Entries from a dataset:
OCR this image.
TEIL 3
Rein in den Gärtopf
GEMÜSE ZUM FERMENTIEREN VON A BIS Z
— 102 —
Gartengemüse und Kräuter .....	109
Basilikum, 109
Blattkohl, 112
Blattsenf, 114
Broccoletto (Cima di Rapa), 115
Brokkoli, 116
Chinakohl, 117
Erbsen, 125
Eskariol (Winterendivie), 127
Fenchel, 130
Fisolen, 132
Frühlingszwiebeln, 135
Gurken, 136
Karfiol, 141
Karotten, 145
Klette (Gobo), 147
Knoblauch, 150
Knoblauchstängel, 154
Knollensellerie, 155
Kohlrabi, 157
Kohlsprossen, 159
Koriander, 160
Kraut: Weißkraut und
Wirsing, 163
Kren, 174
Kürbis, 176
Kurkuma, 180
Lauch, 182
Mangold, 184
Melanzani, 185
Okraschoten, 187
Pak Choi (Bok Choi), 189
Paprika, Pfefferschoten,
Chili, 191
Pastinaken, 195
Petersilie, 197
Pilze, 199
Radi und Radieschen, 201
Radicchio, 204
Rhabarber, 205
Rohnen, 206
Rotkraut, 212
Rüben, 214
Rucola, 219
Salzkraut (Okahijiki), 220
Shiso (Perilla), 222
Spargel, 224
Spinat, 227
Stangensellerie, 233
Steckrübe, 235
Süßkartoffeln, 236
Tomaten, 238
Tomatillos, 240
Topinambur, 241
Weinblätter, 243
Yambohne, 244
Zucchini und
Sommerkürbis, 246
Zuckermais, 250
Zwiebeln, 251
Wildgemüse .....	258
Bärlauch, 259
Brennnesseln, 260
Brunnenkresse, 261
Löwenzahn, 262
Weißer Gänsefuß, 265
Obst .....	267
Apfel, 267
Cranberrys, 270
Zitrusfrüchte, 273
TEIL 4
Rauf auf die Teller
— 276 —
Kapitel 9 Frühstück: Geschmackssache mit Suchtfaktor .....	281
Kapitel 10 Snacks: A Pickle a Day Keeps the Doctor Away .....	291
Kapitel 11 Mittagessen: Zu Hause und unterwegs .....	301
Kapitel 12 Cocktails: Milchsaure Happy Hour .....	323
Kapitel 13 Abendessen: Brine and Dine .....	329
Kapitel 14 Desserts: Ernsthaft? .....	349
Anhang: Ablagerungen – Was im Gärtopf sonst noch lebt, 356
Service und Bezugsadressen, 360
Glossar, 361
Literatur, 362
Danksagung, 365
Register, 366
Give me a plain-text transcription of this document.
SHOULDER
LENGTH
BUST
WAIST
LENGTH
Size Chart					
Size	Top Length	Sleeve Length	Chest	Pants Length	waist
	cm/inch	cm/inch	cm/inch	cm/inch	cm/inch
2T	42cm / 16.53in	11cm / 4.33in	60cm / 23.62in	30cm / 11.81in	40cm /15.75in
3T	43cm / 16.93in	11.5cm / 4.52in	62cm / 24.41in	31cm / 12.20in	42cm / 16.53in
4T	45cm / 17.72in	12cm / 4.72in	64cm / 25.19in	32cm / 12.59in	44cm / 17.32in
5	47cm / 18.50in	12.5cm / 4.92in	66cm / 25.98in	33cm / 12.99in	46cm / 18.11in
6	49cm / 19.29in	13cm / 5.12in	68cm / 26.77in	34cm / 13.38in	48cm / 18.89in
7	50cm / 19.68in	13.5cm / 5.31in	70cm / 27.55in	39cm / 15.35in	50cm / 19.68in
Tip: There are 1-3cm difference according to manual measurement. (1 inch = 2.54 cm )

### AIM
Retype the entries exactly, including every line.

### WRITTEN REPLY
OCR this image.
TEIL 3
Rein in den Gärtopf
GEMÜSE ZUM FERMENTIEREN VON A BIS Z
— 102 —
Gartengemüse und Kräuter .....	109
Basilikum, 109
Blattkohl, 112
Blattsenf, 114
Broccoletto (Cima di Rapa), 115
Brokkoli, 116
Chinakohl, 117
Erbsen, 125
Eskariol (Winterendivie), 127
Fenchel, 130
Fisolen, 132
Frühlingszwiebeln, 135
Gurken, 136
Karfiol, 141
Karotten, 145
Klette (Gobo), 147
Knoblauch, 150
Knoblauchstängel, 154
Knollensellerie, 155
Kohlrabi, 157
Kohlsprossen, 159
Koriander, 160
Kraut: Weißkraut und
Wirsing, 163
Kren, 174
Kürbis, 176
Kurkuma, 180
Lauch, 182
Mangold, 184
Melanzani, 185
Okraschoten, 187
Pak Choi (Bok Choi), 189
Paprika, Pfefferschoten,
Chili, 191
Pastinaken, 195
Petersilie, 197
Pilze, 199
Radi und Radieschen, 201
Radicchio, 204
Rhabarber, 205
Rohnen, 206
Rotkraut, 212
Rüben, 214
Rucola, 219
Salzkraut (Okahijiki), 220
Shiso (Perilla), 222
Spargel, 224
Spinat, 227
Stangensellerie, 233
Steckrübe, 235
Süßkartoffeln, 236
Tomaten, 238
Tomatillos, 240
Topinambur, 241
Weinblätter, 243
Yambohne, 244
Zucchini und
Sommerkürbis, 246
Zuckermais, 250
Zwiebeln, 251
Wildgemüse .....	258
Bärlauch, 259
Brennnesseln, 260
Brunnenkresse, 261
Löwenzahn, 262
Weißer Gänsefuß, 265
Obst .....	267
Apfel, 267
Cranberrys, 270
Zitrusfrüchte, 273
TEIL 4
Rauf auf die Teller
— 276 —
Kapitel 9 Frühstück: Geschmackssache mit Suchtfaktor .....	281
Kapitel 10 Snacks: A Pickle a Day Keeps the Doctor Away .....	291
Kapitel 11 Mittagessen: Zu Hause und unterwegs .....	301
Kapitel 12 Cocktails: Milchsaure Happy Hour .....	323
Kapitel 13 Abendessen: Brine and Dine .....	329
Kapitel 14 Desserts: Ernsthaft? .....	349
Anhang: Ablagerungen – Was im Gärtopf sonst noch lebt, 356
Service und Bezugsadressen, 360
Glossar, 361
Literatur, 362
Danksagung, 365
Register, 366
Give me a plain-text transcription of this document.
SHOULDER
LENGTH
BUST
WAIST
LENGTH
Size Chart					
Size	Top Length	Sleeve Length	Chest	Pants Length	waist
	cm/inch	cm/inch	cm/inch	cm/inch	cm/inch
2T	42cm / 16.53in	11cm / 4.33in	60cm / 23.62in	30cm / 11.81in	40cm /15.75in
3T	43cm / 16.93in	11.5cm / 4.52in	62cm / 24.41in	31cm / 12.20in	42cm / 16.53in
4T	45cm / 17.72in	12cm / 4.72in	64cm / 25.19in	32cm / 12.59in	44cm / 17.32in
5	47cm / 18.50in	12.5cm / 4.92in	66cm / 25.98in	33cm / 12.99in	46cm / 18.11in
6	49cm / 19.29in	13cm / 5.12in	68cm / 26.77in	34cm / 13.38in	48cm / 18.89in
7	50cm / 19.68in	13.5cm / 5.31in	70cm / 27.55in	39cm / 15.35in	50cm / 19.68in
Tip: There are 1-3cm difference according to manual measurement. (1 inch = 2.54 cm )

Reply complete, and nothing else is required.